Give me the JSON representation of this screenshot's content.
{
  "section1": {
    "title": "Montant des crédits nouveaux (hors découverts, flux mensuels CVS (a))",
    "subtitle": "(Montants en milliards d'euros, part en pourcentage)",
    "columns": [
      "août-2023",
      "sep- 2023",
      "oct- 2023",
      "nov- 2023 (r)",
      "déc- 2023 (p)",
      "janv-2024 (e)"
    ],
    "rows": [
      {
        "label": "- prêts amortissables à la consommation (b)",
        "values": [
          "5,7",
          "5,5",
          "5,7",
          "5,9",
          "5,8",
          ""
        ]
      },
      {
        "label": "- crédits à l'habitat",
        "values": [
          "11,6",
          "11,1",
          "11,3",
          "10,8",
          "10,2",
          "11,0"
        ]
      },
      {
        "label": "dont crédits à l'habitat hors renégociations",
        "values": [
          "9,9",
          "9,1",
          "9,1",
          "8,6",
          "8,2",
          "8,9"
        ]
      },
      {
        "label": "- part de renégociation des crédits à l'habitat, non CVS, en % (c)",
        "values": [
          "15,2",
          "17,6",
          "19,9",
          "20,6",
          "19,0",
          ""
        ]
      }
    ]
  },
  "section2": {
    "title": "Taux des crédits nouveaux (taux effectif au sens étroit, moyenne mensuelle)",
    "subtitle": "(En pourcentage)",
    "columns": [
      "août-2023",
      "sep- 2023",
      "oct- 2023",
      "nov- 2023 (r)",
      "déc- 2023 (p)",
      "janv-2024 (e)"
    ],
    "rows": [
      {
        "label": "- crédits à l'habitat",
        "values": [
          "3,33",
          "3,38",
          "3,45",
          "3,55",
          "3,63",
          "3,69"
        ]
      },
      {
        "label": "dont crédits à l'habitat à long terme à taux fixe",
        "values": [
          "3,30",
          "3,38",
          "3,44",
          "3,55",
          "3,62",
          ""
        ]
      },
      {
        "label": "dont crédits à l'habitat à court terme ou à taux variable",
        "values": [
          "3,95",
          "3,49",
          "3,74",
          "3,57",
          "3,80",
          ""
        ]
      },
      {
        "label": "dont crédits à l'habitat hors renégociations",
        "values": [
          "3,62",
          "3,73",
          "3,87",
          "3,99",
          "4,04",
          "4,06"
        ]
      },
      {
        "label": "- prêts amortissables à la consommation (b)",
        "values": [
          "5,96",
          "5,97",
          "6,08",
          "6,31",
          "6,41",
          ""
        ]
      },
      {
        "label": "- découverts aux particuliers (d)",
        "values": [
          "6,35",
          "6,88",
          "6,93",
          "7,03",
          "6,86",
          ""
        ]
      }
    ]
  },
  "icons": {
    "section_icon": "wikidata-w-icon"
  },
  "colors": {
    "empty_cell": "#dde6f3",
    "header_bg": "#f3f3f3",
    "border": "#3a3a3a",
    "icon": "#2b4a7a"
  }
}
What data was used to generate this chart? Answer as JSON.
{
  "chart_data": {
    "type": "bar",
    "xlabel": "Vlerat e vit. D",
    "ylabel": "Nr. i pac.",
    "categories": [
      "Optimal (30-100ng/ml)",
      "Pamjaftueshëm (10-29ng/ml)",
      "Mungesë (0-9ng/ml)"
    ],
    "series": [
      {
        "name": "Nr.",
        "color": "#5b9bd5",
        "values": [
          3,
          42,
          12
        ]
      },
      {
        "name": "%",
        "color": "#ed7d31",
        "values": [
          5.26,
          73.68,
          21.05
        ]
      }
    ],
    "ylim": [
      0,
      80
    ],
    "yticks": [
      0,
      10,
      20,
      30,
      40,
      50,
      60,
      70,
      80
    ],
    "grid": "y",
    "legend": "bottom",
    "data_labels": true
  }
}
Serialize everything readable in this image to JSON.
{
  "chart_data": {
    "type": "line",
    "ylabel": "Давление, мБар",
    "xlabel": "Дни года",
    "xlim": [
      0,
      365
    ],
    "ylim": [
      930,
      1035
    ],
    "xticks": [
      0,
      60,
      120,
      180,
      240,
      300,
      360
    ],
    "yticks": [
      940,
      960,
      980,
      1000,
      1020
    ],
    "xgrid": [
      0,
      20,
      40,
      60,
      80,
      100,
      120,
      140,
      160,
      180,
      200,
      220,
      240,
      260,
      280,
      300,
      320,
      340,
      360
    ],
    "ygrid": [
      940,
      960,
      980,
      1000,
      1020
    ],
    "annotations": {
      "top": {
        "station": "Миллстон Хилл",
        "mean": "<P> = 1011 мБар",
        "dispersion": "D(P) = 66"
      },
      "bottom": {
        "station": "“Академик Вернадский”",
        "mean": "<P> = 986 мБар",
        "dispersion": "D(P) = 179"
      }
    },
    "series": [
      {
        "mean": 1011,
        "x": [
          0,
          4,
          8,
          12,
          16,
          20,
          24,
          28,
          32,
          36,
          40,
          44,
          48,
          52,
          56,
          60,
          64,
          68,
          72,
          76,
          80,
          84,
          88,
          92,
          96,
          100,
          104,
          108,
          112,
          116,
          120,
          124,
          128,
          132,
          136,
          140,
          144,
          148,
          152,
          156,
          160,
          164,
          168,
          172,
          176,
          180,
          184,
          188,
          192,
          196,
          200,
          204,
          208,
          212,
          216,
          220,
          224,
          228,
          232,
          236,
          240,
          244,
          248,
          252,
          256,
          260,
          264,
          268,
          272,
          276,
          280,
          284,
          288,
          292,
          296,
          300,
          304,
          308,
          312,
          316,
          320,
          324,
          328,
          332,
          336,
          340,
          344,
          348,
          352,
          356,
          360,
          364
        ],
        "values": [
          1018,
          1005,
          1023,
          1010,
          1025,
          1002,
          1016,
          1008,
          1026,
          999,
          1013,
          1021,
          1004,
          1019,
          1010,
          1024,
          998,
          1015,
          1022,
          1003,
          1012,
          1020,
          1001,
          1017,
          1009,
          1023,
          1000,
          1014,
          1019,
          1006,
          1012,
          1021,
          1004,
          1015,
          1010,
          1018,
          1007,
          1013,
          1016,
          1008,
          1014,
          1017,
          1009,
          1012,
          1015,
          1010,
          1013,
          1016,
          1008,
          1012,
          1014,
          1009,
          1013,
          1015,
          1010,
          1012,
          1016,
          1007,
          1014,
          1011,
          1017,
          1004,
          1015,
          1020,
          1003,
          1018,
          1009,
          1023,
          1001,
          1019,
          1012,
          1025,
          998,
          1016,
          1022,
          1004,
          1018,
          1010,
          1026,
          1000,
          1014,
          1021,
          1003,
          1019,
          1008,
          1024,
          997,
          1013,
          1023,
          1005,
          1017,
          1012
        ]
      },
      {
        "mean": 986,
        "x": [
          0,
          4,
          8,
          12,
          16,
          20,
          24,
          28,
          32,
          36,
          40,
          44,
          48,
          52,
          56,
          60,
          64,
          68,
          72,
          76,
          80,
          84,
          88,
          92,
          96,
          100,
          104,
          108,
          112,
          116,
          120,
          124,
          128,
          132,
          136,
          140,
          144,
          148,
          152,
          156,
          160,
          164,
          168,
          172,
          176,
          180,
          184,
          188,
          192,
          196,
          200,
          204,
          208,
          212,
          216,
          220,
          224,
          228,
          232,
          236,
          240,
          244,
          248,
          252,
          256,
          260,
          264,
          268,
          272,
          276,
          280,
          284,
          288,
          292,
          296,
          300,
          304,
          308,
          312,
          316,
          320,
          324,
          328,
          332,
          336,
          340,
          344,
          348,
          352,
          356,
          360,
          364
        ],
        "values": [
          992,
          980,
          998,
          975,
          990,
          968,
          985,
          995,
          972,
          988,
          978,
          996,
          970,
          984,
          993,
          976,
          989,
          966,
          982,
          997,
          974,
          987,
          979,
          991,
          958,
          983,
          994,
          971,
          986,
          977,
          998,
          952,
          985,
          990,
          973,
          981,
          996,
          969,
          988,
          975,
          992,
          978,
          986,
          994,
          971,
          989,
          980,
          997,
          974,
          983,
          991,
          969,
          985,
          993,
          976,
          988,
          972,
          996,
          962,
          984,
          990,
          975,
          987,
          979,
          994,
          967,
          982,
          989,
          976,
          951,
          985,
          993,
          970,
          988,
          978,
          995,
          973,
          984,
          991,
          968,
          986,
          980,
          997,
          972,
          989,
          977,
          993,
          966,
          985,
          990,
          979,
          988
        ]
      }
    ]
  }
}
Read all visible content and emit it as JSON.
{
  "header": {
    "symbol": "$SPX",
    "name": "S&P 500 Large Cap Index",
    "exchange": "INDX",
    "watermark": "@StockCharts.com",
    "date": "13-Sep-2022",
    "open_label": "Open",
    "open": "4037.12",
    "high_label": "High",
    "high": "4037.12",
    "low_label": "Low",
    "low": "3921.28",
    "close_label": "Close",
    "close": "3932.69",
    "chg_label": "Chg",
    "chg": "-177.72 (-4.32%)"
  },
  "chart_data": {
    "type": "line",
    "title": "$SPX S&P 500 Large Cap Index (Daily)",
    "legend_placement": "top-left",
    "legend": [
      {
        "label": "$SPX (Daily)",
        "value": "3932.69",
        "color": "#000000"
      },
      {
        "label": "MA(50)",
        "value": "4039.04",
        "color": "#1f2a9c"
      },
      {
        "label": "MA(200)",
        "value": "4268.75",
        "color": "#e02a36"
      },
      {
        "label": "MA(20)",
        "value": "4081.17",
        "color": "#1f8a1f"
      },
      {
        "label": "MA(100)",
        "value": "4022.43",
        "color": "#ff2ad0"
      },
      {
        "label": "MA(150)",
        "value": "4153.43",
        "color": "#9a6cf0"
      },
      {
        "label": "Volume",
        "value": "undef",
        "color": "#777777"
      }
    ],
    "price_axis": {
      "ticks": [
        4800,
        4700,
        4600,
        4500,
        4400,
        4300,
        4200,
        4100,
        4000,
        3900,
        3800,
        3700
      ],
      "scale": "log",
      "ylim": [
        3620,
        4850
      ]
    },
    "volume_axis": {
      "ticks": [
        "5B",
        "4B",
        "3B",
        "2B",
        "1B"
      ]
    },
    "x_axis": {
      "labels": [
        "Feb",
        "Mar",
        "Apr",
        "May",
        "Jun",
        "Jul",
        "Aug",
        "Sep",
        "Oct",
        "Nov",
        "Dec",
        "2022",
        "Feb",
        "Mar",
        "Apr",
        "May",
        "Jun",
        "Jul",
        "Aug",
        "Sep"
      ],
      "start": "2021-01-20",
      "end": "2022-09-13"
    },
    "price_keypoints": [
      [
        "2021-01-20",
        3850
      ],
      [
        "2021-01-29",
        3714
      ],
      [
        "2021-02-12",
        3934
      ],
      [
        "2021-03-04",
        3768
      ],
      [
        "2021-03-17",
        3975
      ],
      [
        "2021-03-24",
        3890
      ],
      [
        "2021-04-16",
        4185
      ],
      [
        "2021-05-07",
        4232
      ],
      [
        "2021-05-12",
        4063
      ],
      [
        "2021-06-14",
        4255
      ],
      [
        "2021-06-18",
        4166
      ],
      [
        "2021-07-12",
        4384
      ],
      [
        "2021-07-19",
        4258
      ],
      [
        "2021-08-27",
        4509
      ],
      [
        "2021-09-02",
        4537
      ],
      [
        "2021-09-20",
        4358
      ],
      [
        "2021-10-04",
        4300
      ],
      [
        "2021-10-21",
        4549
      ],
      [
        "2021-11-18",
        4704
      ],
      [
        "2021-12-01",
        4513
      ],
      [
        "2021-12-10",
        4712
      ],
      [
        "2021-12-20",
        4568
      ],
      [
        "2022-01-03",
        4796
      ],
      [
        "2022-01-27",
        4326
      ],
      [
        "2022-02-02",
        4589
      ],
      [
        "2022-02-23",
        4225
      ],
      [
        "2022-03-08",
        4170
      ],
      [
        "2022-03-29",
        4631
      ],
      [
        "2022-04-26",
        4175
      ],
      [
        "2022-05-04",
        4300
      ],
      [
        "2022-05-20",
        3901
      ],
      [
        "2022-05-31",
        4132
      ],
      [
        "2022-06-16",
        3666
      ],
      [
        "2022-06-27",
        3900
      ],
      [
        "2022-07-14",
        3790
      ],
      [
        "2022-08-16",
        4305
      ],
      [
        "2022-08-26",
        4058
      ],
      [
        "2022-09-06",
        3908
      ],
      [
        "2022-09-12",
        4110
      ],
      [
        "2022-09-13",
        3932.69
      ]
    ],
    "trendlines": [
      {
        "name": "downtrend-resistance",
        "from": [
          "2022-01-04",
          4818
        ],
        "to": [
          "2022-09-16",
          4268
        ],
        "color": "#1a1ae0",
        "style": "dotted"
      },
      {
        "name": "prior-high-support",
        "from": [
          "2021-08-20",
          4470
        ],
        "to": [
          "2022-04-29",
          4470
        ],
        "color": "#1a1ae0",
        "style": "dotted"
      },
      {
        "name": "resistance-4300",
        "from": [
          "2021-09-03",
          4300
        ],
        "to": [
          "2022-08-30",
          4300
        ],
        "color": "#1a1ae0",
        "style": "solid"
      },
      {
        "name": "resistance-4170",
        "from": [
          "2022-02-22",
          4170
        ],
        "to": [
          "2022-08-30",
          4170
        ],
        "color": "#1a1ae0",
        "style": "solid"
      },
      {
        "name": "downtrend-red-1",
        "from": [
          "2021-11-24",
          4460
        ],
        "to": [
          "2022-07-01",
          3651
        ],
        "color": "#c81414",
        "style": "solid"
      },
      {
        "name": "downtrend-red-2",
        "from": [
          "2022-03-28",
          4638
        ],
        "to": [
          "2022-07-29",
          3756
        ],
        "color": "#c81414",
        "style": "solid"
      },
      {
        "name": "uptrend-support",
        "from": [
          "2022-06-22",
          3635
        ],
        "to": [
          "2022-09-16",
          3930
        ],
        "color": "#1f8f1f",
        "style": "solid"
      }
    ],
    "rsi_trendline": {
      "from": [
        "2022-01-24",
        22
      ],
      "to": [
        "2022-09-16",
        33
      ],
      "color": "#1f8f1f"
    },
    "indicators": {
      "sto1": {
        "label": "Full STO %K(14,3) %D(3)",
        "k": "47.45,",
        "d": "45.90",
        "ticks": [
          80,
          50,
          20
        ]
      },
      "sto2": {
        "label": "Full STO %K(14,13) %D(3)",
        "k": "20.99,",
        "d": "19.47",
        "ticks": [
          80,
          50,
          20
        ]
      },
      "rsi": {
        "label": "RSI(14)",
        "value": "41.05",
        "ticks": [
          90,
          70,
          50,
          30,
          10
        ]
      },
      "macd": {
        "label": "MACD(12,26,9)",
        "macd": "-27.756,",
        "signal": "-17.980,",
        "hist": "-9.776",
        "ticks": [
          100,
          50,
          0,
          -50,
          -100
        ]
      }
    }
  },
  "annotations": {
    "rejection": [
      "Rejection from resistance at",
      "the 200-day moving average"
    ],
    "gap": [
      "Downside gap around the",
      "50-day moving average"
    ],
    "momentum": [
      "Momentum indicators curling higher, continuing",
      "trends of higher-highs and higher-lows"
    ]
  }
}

Challenge >> From the listing above, pick out every line containing "nouveaux".

Answer for this exercise >>
    "title": "Montant des crédits nouveaux (hors découverts, flux mensuels CVS (a))",
    "title": "Taux des crédits nouveaux (taux effectif au sens étroit, moyenne mensuelle)",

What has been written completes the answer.